*WHAT YOU WILL DO:* Write the data out again, character for character, with no images.

━━━━━━━━━━

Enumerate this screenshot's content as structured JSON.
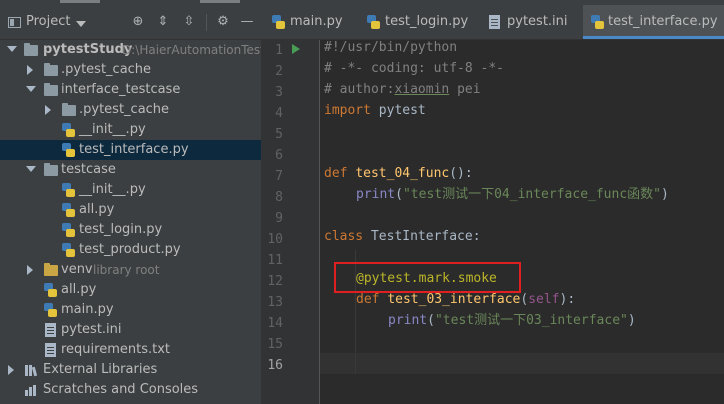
{
  "project_panel": {
    "title": "Project",
    "tree": [
      {
        "label": "pytestStudy",
        "hint": "D:\\HaierAutomationTest",
        "kind": "folder",
        "expanded": true,
        "bold": true
      },
      {
        "label": ".pytest_cache",
        "kind": "folder",
        "expanded": false
      },
      {
        "label": "interface_testcase",
        "kind": "folder",
        "expanded": true
      },
      {
        "label": ".pytest_cache",
        "kind": "folder",
        "expanded": false
      },
      {
        "label": "__init__.py",
        "kind": "py"
      },
      {
        "label": "test_interface.py",
        "kind": "py",
        "selected": true
      },
      {
        "label": "testcase",
        "kind": "folder",
        "expanded": true
      },
      {
        "label": "__init__.py",
        "kind": "py"
      },
      {
        "label": "all.py",
        "kind": "py"
      },
      {
        "label": "test_login.py",
        "kind": "py"
      },
      {
        "label": "test_product.py",
        "kind": "py"
      },
      {
        "label": "venv",
        "hint": "library root",
        "kind": "folder-excluded",
        "expanded": false
      },
      {
        "label": "all.py",
        "kind": "py"
      },
      {
        "label": "main.py",
        "kind": "py"
      },
      {
        "label": "pytest.ini",
        "kind": "ini"
      },
      {
        "label": "requirements.txt",
        "kind": "txt"
      },
      {
        "label": "External Libraries",
        "kind": "ext",
        "expanded": false
      },
      {
        "label": "Scratches and Consoles",
        "kind": "scratch"
      }
    ]
  },
  "editor": {
    "tabs": [
      {
        "label": "main.py",
        "kind": "py",
        "active": false
      },
      {
        "label": "test_login.py",
        "kind": "py",
        "active": false
      },
      {
        "label": "pytest.ini",
        "kind": "ini",
        "active": false
      },
      {
        "label": "test_interface.py",
        "kind": "py",
        "active": true
      }
    ],
    "close_glyph": "×",
    "current_line": 16,
    "line_numbers": [
      "1",
      "2",
      "3",
      "4",
      "5",
      "6",
      "7",
      "8",
      "9",
      "10",
      "11",
      "12",
      "13",
      "14",
      "15",
      "16"
    ],
    "code": {
      "l1": "#!/usr/bin/python",
      "l2": "# -*- coding: utf-8 -*-",
      "l3a": "# author:",
      "l3b": "xiaomin",
      "l3c": " pei",
      "l4a": "import",
      "l4b": " pytest",
      "l7a": "def",
      "l7b": "test_04_func",
      "l7c": "():",
      "l8a": "print",
      "l8b": "(",
      "l8c": "\"test测试一下04_interface_func函数\"",
      "l8d": ")",
      "l10a": "class",
      "l10b": " TestInterface:",
      "l12": "@pytest.mark.smoke",
      "l13a": "def",
      "l13b": "test_03_interface",
      "l13c": "(",
      "l13d": "self",
      "l13e": "):",
      "l14a": "print",
      "l14b": "(",
      "l14c": "\"test测试一下03_interface\"",
      "l14d": ")"
    }
  },
  "colors": {
    "highlight_box": "#e02020",
    "selection": "#0d293e",
    "accent": "#4a88c7"
  }
}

━━━━━━━━━━

*THE OUTPUT:*
Enumerate this screenshot's content as structured JSON.
{
  "project_panel": {
    "title": "Project",
    "tree": [
      {
        "label": "pytestStudy",
        "hint": "D:\\HaierAutomationTest",
        "kind": "folder",
        "expanded": true,
        "bold": true
      },
      {
        "label": ".pytest_cache",
        "kind": "folder",
        "expanded": false
      },
      {
        "label": "interface_testcase",
        "kind": "folder",
        "expanded": true
      },
      {
        "label": ".pytest_cache",
        "kind": "folder",
        "expanded": false
      },
      {
        "label": "__init__.py",
        "kind": "py"
      },
      {
        "label": "test_interface.py",
        "kind": "py",
        "selected": true
      },
      {
        "label": "testcase",
        "kind": "folder",
        "expanded": true
      },
      {
        "label": "__init__.py",
        "kind": "py"
      },
      {
        "label": "all.py",
        "kind": "py"
      },
      {
        "label": "test_login.py",
        "kind": "py"
      },
      {
        "label": "test_product.py",
        "kind": "py"
      },
      {
        "label": "venv",
        "hint": "library root",
        "kind": "folder-excluded",
        "expanded": false
      },
      {
        "label": "all.py",
        "kind": "py"
      },
      {
        "label": "main.py",
        "kind": "py"
      },
      {
        "label": "pytest.ini",
        "kind": "ini"
      },
      {
        "label": "requirements.txt",
        "kind": "txt"
      },
      {
        "label": "External Libraries",
        "kind": "ext",
        "expanded": false
      },
      {
        "label": "Scratches and Consoles",
        "kind": "scratch"
      }
    ]
  },
  "editor": {
    "tabs": [
      {
        "label": "main.py",
        "kind": "py",
        "active": false
      },
      {
        "label": "test_login.py",
        "kind": "py",
        "active": false
      },
      {
        "label": "pytest.ini",
        "kind": "ini",
        "active": false
      },
      {
        "label": "test_interface.py",
        "kind": "py",
        "active": true
      }
    ],
    "close_glyph": "×",
    "current_line": 16,
    "line_numbers": [
      "1",
      "2",
      "3",
      "4",
      "5",
      "6",
      "7",
      "8",
      "9",
      "10",
      "11",
      "12",
      "13",
      "14",
      "15",
      "16"
    ],
    "code": {
      "l1": "#!/usr/bin/python",
      "l2": "# -*- coding: utf-8 -*-",
      "l3a": "# author:",
      "l3b": "xiaomin",
      "l3c": " pei",
      "l4a": "import",
      "l4b": " pytest",
      "l7a": "def",
      "l7b": "test_04_func",
      "l7c": "():",
      "l8a": "print",
      "l8b": "(",
      "l8c": "\"test测试一下04_interface_func函数\"",
      "l8d": ")",
      "l10a": "class",
      "l10b": " TestInterface:",
      "l12": "@pytest.mark.smoke",
      "l13a": "def",
      "l13b": "test_03_interface",
      "l13c": "(",
      "l13d": "self",
      "l13e": "):",
      "l14a": "print",
      "l14b": "(",
      "l14c": "\"test测试一下03_interface\"",
      "l14d": ")"
    }
  },
  "colors": {
    "highlight_box": "#e02020",
    "selection": "#0d293e",
    "accent": "#4a88c7"
  }
}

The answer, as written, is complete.